Exercise description:
Write the data out again in full, with no departure from the original.
## BEGIN
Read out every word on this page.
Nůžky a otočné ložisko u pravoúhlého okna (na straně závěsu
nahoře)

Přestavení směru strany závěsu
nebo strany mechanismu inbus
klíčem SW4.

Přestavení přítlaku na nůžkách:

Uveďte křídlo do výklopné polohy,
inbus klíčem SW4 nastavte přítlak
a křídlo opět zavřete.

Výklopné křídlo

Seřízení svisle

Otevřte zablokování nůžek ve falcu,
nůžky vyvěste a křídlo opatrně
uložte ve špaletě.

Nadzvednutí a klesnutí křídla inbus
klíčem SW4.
## END
Final answer:
Read out every word on this page.
Nůžky a otočné ložisko u pravoúhlého okna (na straně závěsu
nahoře)

Přestavení směru strany závěsu
nebo strany mechanismu inbus
klíčem SW4.

Přestavení přítlaku na nůžkách:

Uveďte křídlo do výklopné polohy,
inbus klíčem SW4 nastavte přítlak
a křídlo opět zavřete.

Výklopné křídlo

Seřízení svisle

Otevřte zablokování nůžek ve falcu,
nůžky vyvěste a křídlo opatrně
uložte ve špaletě.

Nadzvednutí a klesnutí křídla inbus
klíčem SW4.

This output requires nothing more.